Stored entries
------------------------------------

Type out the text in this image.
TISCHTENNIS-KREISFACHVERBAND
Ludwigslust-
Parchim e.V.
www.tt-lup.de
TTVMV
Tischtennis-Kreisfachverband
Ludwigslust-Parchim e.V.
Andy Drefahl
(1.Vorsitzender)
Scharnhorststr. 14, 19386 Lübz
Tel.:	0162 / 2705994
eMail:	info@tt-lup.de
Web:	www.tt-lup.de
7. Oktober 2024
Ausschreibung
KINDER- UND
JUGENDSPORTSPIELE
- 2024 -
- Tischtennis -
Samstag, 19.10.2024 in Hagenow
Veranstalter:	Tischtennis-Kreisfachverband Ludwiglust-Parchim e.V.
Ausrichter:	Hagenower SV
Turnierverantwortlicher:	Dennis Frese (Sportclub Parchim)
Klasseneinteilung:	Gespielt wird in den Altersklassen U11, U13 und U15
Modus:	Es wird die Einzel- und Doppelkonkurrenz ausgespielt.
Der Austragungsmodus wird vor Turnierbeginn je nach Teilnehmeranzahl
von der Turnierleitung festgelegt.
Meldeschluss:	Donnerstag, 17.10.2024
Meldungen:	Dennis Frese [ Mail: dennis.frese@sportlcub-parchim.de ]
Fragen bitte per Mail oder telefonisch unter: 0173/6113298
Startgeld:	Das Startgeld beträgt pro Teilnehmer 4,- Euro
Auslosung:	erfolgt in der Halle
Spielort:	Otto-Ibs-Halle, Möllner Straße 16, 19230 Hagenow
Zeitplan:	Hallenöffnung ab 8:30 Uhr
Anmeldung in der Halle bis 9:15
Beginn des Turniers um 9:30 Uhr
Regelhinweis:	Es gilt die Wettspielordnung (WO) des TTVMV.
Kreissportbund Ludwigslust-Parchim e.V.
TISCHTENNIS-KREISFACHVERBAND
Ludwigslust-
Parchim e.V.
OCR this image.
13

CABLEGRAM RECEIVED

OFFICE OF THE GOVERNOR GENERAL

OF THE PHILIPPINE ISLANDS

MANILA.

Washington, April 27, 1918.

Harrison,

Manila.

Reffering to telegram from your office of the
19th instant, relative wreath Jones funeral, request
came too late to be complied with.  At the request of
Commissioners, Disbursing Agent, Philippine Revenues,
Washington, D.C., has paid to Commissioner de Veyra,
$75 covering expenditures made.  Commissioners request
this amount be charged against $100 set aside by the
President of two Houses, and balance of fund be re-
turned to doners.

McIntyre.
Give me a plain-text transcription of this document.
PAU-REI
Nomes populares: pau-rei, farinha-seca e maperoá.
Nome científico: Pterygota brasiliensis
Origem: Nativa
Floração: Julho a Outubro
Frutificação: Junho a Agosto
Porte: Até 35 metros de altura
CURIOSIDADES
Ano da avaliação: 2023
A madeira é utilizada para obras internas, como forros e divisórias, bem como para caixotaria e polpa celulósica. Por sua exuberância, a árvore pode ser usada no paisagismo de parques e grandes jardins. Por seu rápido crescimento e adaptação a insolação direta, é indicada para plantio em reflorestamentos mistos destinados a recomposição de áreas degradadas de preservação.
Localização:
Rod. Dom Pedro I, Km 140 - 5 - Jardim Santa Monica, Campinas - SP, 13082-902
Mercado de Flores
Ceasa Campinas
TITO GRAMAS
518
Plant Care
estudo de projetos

------------------------------------

◆ **Stated problem**: Without changing a word, restate the whole listing.

◆ **Answer below**:
Type out the text in this image.
TISCHTENNIS-KREISFACHVERBAND
Ludwigslust-
Parchim e.V.
www.tt-lup.de
TTVMV
Tischtennis-Kreisfachverband
Ludwigslust-Parchim e.V.
Andy Drefahl
(1.Vorsitzender)
Scharnhorststr. 14, 19386 Lübz
Tel.:	0162 / 2705994
eMail:	info@tt-lup.de
Web:	www.tt-lup.de
7. Oktober 2024
Ausschreibung
KINDER- UND
JUGENDSPORTSPIELE
- 2024 -
- Tischtennis -
Samstag, 19.10.2024 in Hagenow
Veranstalter:	Tischtennis-Kreisfachverband Ludwiglust-Parchim e.V.
Ausrichter:	Hagenower SV
Turnierverantwortlicher:	Dennis Frese (Sportclub Parchim)
Klasseneinteilung:	Gespielt wird in den Altersklassen U11, U13 und U15
Modus:	Es wird die Einzel- und Doppelkonkurrenz ausgespielt.
Der Austragungsmodus wird vor Turnierbeginn je nach Teilnehmeranzahl
von der Turnierleitung festgelegt.
Meldeschluss:	Donnerstag, 17.10.2024
Meldungen:	Dennis Frese [ Mail: dennis.frese@sportlcub-parchim.de ]
Fragen bitte per Mail oder telefonisch unter: 0173/6113298
Startgeld:	Das Startgeld beträgt pro Teilnehmer 4,- Euro
Auslosung:	erfolgt in der Halle
Spielort:	Otto-Ibs-Halle, Möllner Straße 16, 19230 Hagenow
Zeitplan:	Hallenöffnung ab 8:30 Uhr
Anmeldung in der Halle bis 9:15
Beginn des Turniers um 9:30 Uhr
Regelhinweis:	Es gilt die Wettspielordnung (WO) des TTVMV.
Kreissportbund Ludwigslust-Parchim e.V.
TISCHTENNIS-KREISFACHVERBAND
Ludwigslust-
Parchim e.V.
OCR this image.
13

CABLEGRAM RECEIVED

OFFICE OF THE GOVERNOR GENERAL

OF THE PHILIPPINE ISLANDS

MANILA.

Washington, April 27, 1918.

Harrison,

Manila.

Reffering to telegram from your office of the
19th instant, relative wreath Jones funeral, request
came too late to be complied with.  At the request of
Commissioners, Disbursing Agent, Philippine Revenues,
Washington, D.C., has paid to Commissioner de Veyra,
$75 covering expenditures made.  Commissioners request
this amount be charged against $100 set aside by the
President of two Houses, and balance of fund be re-
turned to doners.

McIntyre.
Give me a plain-text transcription of this document.
PAU-REI
Nomes populares: pau-rei, farinha-seca e maperoá.
Nome científico: Pterygota brasiliensis
Origem: Nativa
Floração: Julho a Outubro
Frutificação: Junho a Agosto
Porte: Até 35 metros de altura
CURIOSIDADES
Ano da avaliação: 2023
A madeira é utilizada para obras internas, como forros e divisórias, bem como para caixotaria e polpa celulósica. Por sua exuberância, a árvore pode ser usada no paisagismo de parques e grandes jardins. Por seu rápido crescimento e adaptação a insolação direta, é indicada para plantio em reflorestamentos mistos destinados a recomposição de áreas degradadas de preservação.
Localização:
Rod. Dom Pedro I, Km 140 - 5 - Jardim Santa Monica, Campinas - SP, 13082-902
Mercado de Flores
Ceasa Campinas
TITO GRAMAS
518
Plant Care
estudo de projetos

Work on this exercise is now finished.